**EXERCISE GOAL**
Look for the string "debt" in the lines and copy each line that has it.

**MATERIAL FOR THIS TASK**
-------------------------

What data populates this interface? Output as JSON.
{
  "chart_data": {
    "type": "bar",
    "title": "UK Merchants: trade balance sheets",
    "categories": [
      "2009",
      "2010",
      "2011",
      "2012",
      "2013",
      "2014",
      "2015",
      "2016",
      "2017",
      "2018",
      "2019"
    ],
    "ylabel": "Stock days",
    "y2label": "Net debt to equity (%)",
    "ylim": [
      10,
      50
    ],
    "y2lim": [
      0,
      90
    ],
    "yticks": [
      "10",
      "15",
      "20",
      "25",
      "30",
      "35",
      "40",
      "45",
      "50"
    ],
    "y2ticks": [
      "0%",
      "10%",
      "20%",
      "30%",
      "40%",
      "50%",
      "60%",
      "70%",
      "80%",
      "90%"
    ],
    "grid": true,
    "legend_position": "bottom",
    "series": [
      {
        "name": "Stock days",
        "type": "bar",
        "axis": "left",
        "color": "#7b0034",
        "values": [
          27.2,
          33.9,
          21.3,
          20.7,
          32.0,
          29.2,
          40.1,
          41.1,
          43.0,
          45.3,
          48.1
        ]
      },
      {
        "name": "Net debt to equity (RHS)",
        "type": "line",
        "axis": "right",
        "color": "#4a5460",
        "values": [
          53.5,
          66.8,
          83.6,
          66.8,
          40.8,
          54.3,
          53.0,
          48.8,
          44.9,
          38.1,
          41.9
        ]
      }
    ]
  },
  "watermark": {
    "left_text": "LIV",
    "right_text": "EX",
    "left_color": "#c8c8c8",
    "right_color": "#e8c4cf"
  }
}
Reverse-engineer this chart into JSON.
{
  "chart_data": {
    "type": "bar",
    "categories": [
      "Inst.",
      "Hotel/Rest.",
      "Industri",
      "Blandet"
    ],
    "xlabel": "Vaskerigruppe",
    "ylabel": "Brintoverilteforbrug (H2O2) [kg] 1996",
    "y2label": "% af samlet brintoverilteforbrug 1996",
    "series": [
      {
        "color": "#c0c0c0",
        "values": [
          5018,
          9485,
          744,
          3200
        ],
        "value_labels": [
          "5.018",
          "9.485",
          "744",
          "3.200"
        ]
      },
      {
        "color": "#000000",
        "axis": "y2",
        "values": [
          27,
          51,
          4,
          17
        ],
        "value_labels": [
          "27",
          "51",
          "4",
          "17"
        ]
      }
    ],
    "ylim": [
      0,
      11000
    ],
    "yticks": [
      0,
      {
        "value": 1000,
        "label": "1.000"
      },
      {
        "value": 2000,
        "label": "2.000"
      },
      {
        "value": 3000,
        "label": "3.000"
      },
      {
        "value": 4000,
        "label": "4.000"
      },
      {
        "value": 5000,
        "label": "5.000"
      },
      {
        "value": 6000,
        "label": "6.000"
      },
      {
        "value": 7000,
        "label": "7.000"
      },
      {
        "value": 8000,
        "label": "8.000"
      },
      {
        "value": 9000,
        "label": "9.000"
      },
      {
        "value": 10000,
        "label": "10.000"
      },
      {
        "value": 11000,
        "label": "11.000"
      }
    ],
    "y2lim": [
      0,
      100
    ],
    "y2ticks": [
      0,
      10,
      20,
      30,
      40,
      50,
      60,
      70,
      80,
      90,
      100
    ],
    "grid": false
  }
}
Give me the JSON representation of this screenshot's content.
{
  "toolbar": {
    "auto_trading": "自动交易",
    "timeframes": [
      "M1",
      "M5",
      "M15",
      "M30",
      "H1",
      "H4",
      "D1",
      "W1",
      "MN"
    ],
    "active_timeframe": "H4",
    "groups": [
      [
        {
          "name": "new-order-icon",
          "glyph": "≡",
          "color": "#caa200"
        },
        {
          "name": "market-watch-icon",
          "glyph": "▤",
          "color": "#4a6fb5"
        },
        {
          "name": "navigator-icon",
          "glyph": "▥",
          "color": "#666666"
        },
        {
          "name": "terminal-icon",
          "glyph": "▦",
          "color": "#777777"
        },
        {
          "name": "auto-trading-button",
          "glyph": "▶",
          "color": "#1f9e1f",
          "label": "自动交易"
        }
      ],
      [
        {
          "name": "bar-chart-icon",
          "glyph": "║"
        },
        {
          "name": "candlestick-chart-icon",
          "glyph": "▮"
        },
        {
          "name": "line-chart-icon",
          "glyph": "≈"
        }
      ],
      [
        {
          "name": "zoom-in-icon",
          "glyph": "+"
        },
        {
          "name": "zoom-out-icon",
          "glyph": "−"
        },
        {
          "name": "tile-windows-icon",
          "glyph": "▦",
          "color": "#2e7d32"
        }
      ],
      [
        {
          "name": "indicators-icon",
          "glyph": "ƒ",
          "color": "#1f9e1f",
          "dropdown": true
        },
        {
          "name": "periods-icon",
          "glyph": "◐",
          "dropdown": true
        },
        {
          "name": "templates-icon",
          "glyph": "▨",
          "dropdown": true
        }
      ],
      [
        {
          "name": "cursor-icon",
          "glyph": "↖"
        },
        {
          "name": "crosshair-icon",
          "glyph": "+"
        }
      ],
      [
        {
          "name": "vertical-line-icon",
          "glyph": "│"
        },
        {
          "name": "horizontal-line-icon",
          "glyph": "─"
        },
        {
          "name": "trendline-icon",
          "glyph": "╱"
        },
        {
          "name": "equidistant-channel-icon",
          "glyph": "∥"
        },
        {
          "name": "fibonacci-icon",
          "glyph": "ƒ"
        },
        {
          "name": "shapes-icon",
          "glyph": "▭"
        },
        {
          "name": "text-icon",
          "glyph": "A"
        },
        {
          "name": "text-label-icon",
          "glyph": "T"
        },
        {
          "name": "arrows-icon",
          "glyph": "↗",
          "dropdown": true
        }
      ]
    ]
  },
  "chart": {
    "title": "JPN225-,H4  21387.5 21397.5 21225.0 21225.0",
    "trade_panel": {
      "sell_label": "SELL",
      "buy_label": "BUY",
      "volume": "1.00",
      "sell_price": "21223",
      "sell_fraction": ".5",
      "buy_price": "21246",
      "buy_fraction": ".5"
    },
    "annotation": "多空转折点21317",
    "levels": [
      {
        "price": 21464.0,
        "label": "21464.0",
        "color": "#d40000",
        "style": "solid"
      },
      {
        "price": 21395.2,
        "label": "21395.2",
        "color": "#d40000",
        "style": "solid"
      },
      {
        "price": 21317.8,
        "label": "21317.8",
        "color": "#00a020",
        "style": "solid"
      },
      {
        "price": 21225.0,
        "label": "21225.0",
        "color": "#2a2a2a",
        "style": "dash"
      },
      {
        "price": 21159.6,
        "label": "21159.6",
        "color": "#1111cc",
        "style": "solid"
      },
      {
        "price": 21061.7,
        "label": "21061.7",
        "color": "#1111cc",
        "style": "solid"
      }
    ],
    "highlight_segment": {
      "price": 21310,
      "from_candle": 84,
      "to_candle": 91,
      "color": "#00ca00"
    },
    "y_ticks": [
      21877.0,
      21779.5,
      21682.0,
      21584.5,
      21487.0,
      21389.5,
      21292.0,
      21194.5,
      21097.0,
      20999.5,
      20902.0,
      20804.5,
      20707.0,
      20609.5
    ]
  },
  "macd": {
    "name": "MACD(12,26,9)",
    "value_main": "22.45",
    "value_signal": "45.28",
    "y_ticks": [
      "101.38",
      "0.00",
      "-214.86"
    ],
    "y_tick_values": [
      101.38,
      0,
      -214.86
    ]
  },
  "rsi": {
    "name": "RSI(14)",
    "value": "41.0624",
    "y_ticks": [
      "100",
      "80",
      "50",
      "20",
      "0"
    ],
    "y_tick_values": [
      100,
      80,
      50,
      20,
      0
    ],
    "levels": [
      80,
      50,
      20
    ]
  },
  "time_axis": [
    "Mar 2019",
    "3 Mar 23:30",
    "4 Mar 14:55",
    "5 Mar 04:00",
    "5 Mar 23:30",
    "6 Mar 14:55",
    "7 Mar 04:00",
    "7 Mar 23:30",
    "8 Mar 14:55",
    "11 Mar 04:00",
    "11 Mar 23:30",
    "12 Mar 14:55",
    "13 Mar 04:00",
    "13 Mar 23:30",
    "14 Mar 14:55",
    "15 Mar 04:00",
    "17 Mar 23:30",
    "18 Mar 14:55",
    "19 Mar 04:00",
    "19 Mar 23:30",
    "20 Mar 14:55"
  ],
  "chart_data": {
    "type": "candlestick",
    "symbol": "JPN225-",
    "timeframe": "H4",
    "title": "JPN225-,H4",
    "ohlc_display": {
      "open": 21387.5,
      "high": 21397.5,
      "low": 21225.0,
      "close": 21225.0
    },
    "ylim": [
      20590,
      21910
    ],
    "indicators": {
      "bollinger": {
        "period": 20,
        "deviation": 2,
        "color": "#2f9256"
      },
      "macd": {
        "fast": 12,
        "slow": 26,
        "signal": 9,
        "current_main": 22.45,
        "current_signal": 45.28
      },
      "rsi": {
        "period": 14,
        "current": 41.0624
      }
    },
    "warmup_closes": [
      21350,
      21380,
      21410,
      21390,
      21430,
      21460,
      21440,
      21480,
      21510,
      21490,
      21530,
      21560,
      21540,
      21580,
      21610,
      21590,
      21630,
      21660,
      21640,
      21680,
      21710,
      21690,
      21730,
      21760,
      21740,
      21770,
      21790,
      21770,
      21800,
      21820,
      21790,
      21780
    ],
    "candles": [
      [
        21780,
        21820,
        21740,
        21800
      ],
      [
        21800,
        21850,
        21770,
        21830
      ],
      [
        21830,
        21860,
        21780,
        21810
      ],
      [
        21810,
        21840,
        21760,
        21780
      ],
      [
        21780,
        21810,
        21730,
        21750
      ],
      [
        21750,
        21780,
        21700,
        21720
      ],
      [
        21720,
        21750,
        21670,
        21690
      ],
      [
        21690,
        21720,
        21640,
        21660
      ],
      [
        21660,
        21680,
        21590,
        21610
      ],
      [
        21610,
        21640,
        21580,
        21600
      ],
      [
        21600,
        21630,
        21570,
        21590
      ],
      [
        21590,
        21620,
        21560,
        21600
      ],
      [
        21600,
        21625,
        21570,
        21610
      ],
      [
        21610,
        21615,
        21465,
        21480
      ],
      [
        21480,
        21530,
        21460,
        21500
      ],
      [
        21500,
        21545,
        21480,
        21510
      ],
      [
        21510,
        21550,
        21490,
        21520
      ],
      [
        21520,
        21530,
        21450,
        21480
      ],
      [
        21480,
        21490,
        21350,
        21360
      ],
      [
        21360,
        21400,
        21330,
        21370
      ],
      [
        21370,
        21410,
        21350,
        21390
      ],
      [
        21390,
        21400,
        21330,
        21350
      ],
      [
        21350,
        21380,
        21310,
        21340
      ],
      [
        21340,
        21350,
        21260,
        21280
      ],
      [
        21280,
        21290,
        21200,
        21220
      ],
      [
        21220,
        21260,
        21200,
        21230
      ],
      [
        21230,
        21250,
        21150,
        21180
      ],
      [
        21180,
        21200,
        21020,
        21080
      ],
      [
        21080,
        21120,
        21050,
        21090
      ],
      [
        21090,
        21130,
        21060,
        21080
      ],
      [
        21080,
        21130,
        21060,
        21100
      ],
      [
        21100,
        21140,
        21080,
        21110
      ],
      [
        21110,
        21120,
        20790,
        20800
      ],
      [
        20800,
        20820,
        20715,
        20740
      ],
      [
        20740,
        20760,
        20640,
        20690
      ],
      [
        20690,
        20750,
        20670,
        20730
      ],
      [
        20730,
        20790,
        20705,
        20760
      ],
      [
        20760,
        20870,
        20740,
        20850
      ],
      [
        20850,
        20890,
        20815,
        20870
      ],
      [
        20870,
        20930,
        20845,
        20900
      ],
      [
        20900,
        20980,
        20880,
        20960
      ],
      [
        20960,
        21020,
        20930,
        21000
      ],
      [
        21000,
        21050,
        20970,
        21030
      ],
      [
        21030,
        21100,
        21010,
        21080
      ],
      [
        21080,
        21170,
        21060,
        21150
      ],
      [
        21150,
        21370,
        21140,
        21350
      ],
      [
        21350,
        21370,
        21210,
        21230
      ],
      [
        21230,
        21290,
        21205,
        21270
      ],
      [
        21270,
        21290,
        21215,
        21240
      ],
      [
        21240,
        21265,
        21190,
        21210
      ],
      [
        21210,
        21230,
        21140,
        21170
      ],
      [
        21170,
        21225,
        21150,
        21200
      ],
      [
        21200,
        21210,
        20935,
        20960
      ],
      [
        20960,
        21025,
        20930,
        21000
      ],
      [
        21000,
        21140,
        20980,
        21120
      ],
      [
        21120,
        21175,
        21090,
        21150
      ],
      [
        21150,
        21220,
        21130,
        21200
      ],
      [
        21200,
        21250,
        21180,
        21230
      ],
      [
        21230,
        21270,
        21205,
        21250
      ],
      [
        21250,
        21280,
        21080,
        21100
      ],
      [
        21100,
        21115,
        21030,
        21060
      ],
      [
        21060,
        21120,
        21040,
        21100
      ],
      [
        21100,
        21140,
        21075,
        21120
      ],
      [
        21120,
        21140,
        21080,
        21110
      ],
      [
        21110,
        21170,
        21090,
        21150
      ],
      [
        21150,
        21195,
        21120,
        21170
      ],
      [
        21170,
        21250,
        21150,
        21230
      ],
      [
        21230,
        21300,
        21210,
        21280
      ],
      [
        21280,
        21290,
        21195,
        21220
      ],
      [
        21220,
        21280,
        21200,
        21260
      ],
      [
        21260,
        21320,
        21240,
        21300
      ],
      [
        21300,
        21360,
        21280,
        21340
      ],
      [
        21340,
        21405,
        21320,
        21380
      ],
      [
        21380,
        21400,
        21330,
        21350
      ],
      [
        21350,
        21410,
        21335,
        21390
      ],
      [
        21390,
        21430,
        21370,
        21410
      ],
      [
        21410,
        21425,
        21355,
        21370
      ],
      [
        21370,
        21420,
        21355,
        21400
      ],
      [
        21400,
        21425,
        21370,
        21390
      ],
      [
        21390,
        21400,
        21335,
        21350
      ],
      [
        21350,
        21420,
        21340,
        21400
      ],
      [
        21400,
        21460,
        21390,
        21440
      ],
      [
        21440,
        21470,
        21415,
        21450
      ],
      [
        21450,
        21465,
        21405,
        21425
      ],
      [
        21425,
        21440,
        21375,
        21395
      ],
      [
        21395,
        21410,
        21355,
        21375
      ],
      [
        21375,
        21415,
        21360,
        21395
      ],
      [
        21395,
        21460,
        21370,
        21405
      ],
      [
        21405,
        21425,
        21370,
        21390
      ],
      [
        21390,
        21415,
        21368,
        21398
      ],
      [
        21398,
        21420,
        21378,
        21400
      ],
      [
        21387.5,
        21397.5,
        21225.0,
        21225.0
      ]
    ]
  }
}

-------------------------

**OUTPUT**
    "y2label": "Net debt to equity (%)",
        "name": "Net debt to equity (RHS)",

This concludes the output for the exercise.